## Given request
Quote the data below in full, please, without altering anything.

## Data shown
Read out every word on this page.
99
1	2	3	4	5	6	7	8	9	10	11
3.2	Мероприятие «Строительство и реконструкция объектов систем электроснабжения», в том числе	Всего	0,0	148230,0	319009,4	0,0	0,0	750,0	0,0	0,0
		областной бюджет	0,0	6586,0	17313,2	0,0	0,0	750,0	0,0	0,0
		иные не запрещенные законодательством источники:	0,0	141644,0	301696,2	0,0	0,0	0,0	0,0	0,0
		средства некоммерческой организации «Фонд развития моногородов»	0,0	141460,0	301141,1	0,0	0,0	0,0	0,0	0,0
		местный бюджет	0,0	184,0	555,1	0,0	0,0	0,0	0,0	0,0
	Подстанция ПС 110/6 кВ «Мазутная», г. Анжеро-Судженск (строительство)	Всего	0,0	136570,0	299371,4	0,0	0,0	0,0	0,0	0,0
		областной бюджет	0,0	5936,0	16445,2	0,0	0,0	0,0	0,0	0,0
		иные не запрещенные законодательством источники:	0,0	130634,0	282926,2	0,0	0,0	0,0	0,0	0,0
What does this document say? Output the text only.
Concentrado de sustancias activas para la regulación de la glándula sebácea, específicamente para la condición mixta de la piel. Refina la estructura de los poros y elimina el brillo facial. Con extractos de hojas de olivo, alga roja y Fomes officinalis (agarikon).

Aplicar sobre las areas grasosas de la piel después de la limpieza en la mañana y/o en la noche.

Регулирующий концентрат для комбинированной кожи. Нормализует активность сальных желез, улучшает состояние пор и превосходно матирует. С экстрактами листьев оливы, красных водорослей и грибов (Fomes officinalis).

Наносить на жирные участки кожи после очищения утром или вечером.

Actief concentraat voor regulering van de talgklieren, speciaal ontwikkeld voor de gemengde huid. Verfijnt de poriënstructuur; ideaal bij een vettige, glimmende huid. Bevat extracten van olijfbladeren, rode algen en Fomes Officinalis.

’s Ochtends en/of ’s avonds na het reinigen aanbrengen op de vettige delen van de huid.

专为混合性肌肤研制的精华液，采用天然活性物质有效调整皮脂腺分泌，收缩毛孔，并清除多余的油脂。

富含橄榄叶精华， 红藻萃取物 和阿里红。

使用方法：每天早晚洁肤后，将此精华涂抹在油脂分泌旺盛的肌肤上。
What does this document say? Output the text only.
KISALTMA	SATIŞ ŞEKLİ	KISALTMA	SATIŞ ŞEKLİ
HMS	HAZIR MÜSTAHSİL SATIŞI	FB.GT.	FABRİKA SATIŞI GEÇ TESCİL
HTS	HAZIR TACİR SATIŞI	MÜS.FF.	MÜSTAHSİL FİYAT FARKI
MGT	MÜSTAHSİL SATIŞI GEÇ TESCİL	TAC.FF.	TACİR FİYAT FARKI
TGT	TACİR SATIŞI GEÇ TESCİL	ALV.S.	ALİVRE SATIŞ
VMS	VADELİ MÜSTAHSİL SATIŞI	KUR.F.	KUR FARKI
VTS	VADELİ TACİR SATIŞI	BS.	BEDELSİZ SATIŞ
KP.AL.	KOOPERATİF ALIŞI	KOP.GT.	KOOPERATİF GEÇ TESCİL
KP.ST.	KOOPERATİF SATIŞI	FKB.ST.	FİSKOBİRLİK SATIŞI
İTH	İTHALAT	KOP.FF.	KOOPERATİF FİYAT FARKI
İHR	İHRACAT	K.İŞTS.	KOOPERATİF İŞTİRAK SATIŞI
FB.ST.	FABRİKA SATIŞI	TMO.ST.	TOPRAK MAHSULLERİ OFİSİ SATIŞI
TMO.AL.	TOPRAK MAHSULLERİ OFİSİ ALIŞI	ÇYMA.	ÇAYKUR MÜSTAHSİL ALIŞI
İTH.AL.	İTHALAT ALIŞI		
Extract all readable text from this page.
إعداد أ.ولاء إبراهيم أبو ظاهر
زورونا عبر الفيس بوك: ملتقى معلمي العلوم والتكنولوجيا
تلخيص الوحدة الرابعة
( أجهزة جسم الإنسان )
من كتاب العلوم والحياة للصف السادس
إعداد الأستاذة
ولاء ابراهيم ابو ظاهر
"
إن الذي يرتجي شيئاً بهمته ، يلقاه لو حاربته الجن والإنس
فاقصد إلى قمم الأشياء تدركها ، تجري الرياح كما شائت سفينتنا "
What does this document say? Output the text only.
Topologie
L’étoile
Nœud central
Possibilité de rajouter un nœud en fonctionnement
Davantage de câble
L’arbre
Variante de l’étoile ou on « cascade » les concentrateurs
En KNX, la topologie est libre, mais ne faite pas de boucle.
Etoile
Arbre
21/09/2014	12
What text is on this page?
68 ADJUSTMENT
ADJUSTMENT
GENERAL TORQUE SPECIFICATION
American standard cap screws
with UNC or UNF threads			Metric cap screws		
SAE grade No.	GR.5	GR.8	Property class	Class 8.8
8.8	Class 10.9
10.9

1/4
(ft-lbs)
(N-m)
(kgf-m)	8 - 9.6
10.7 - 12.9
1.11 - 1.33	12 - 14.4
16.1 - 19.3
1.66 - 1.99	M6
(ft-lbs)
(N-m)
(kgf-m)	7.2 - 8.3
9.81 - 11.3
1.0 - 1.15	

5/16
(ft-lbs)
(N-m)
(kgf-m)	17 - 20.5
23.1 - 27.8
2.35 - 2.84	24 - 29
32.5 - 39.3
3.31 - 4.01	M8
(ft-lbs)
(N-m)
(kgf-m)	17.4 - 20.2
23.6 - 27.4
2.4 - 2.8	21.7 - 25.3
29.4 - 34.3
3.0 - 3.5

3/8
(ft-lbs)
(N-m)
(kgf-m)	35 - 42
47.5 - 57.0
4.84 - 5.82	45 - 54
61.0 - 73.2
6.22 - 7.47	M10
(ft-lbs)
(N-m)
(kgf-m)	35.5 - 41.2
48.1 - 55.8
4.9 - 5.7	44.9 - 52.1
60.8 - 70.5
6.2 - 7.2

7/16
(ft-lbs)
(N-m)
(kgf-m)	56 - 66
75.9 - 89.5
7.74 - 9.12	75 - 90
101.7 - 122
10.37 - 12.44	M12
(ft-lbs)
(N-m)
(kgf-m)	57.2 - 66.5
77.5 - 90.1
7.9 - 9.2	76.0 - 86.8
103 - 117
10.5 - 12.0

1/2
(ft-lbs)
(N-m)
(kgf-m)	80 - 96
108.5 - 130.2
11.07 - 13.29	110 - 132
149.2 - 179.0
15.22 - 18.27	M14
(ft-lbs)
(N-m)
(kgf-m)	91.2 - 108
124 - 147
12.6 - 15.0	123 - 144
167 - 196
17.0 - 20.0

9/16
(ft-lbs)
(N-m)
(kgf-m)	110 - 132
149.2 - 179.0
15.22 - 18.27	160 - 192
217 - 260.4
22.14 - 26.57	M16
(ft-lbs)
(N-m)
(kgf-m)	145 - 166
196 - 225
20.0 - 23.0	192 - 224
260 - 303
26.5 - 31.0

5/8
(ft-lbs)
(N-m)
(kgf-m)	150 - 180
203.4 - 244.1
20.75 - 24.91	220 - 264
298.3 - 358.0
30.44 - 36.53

## Exercise result
Read out every word on this page.
99
1	2	3	4	5	6	7	8	9	10	11
3.2	Мероприятие «Строительство и реконструкция объектов систем электроснабжения», в том числе	Всего	0,0	148230,0	319009,4	0,0	0,0	750,0	0,0	0,0
		областной бюджет	0,0	6586,0	17313,2	0,0	0,0	750,0	0,0	0,0
		иные не запрещенные законодательством источники:	0,0	141644,0	301696,2	0,0	0,0	0,0	0,0	0,0
		средства некоммерческой организации «Фонд развития моногородов»	0,0	141460,0	301141,1	0,0	0,0	0,0	0,0	0,0
		местный бюджет	0,0	184,0	555,1	0,0	0,0	0,0	0,0	0,0
	Подстанция ПС 110/6 кВ «Мазутная», г. Анжеро-Судженск (строительство)	Всего	0,0	136570,0	299371,4	0,0	0,0	0,0	0,0	0,0
		областной бюджет	0,0	5936,0	16445,2	0,0	0,0	0,0	0,0	0,0
		иные не запрещенные законодательством источники:	0,0	130634,0	282926,2	0,0	0,0	0,0	0,0	0,0
What does this document say? Output the text only.
Concentrado de sustancias activas para la regulación de la glándula sebácea, específicamente para la condición mixta de la piel. Refina la estructura de los poros y elimina el brillo facial. Con extractos de hojas de olivo, alga roja y Fomes officinalis (agarikon).

Aplicar sobre las areas grasosas de la piel después de la limpieza en la mañana y/o en la noche.

Регулирующий концентрат для комбинированной кожи. Нормализует активность сальных желез, улучшает состояние пор и превосходно матирует. С экстрактами листьев оливы, красных водорослей и грибов (Fomes officinalis).

Наносить на жирные участки кожи после очищения утром или вечером.

Actief concentraat voor regulering van de talgklieren, speciaal ontwikkeld voor de gemengde huid. Verfijnt de poriënstructuur; ideaal bij een vettige, glimmende huid. Bevat extracten van olijfbladeren, rode algen en Fomes Officinalis.

’s Ochtends en/of ’s avonds na het reinigen aanbrengen op de vettige delen van de huid.

专为混合性肌肤研制的精华液，采用天然活性物质有效调整皮脂腺分泌，收缩毛孔，并清除多余的油脂。

富含橄榄叶精华， 红藻萃取物 和阿里红。

使用方法：每天早晚洁肤后，将此精华涂抹在油脂分泌旺盛的肌肤上。
What does this document say? Output the text only.
KISALTMA	SATIŞ ŞEKLİ	KISALTMA	SATIŞ ŞEKLİ
HMS	HAZIR MÜSTAHSİL SATIŞI	FB.GT.	FABRİKA SATIŞI GEÇ TESCİL
HTS	HAZIR TACİR SATIŞI	MÜS.FF.	MÜSTAHSİL FİYAT FARKI
MGT	MÜSTAHSİL SATIŞI GEÇ TESCİL	TAC.FF.	TACİR FİYAT FARKI
TGT	TACİR SATIŞI GEÇ TESCİL	ALV.S.	ALİVRE SATIŞ
VMS	VADELİ MÜSTAHSİL SATIŞI	KUR.F.	KUR FARKI
VTS	VADELİ TACİR SATIŞI	BS.	BEDELSİZ SATIŞ
KP.AL.	KOOPERATİF ALIŞI	KOP.GT.	KOOPERATİF GEÇ TESCİL
KP.ST.	KOOPERATİF SATIŞI	FKB.ST.	FİSKOBİRLİK SATIŞI
İTH	İTHALAT	KOP.FF.	KOOPERATİF FİYAT FARKI
İHR	İHRACAT	K.İŞTS.	KOOPERATİF İŞTİRAK SATIŞI
FB.ST.	FABRİKA SATIŞI	TMO.ST.	TOPRAK MAHSULLERİ OFİSİ SATIŞI
TMO.AL.	TOPRAK MAHSULLERİ OFİSİ ALIŞI	ÇYMA.	ÇAYKUR MÜSTAHSİL ALIŞI
İTH.AL.	İTHALAT ALIŞI		
Extract all readable text from this page.
إعداد أ.ولاء إبراهيم أبو ظاهر
زورونا عبر الفيس بوك: ملتقى معلمي العلوم والتكنولوجيا
تلخيص الوحدة الرابعة
( أجهزة جسم الإنسان )
من كتاب العلوم والحياة للصف السادس
إعداد الأستاذة
ولاء ابراهيم ابو ظاهر
"
إن الذي يرتجي شيئاً بهمته ، يلقاه لو حاربته الجن والإنس
فاقصد إلى قمم الأشياء تدركها ، تجري الرياح كما شائت سفينتنا "
What does this document say? Output the text only.
Topologie
L’étoile
Nœud central
Possibilité de rajouter un nœud en fonctionnement
Davantage de câble
L’arbre
Variante de l’étoile ou on « cascade » les concentrateurs
En KNX, la topologie est libre, mais ne faite pas de boucle.
Etoile
Arbre
21/09/2014	12
What text is on this page?
68 ADJUSTMENT
ADJUSTMENT
GENERAL TORQUE SPECIFICATION
American standard cap screws
with UNC or UNF threads			Metric cap screws		
SAE grade No.	GR.5	GR.8	Property class	Class 8.8
8.8	Class 10.9
10.9

1/4
(ft-lbs)
(N-m)
(kgf-m)	8 - 9.6
10.7 - 12.9
1.11 - 1.33	12 - 14.4
16.1 - 19.3
1.66 - 1.99	M6
(ft-lbs)
(N-m)
(kgf-m)	7.2 - 8.3
9.81 - 11.3
1.0 - 1.15	

5/16
(ft-lbs)
(N-m)
(kgf-m)	17 - 20.5
23.1 - 27.8
2.35 - 2.84	24 - 29
32.5 - 39.3
3.31 - 4.01	M8
(ft-lbs)
(N-m)
(kgf-m)	17.4 - 20.2
23.6 - 27.4
2.4 - 2.8	21.7 - 25.3
29.4 - 34.3
3.0 - 3.5

3/8
(ft-lbs)
(N-m)
(kgf-m)	35 - 42
47.5 - 57.0
4.84 - 5.82	45 - 54
61.0 - 73.2
6.22 - 7.47	M10
(ft-lbs)
(N-m)
(kgf-m)	35.5 - 41.2
48.1 - 55.8
4.9 - 5.7	44.9 - 52.1
60.8 - 70.5
6.2 - 7.2

7/16
(ft-lbs)
(N-m)
(kgf-m)	56 - 66
75.9 - 89.5
7.74 - 9.12	75 - 90
101.7 - 122
10.37 - 12.44	M12
(ft-lbs)
(N-m)
(kgf-m)	57.2 - 66.5
77.5 - 90.1
7.9 - 9.2	76.0 - 86.8
103 - 117
10.5 - 12.0

1/2
(ft-lbs)
(N-m)
(kgf-m)	80 - 96
108.5 - 130.2
11.07 - 13.29	110 - 132
149.2 - 179.0
15.22 - 18.27	M14
(ft-lbs)
(N-m)
(kgf-m)	91.2 - 108
124 - 147
12.6 - 15.0	123 - 144
167 - 196
17.0 - 20.0

9/16
(ft-lbs)
(N-m)
(kgf-m)	110 - 132
149.2 - 179.0
15.22 - 18.27	160 - 192
217 - 260.4
22.14 - 26.57	M16
(ft-lbs)
(N-m)
(kgf-m)	145 - 166
196 - 225
20.0 - 23.0	192 - 224
260 - 303
26.5 - 31.0

5/8
(ft-lbs)
(N-m)
(kgf-m)	150 - 180
203.4 - 244.1
20.75 - 24.91	220 - 264
298.3 - 358.0
30.44 - 36.53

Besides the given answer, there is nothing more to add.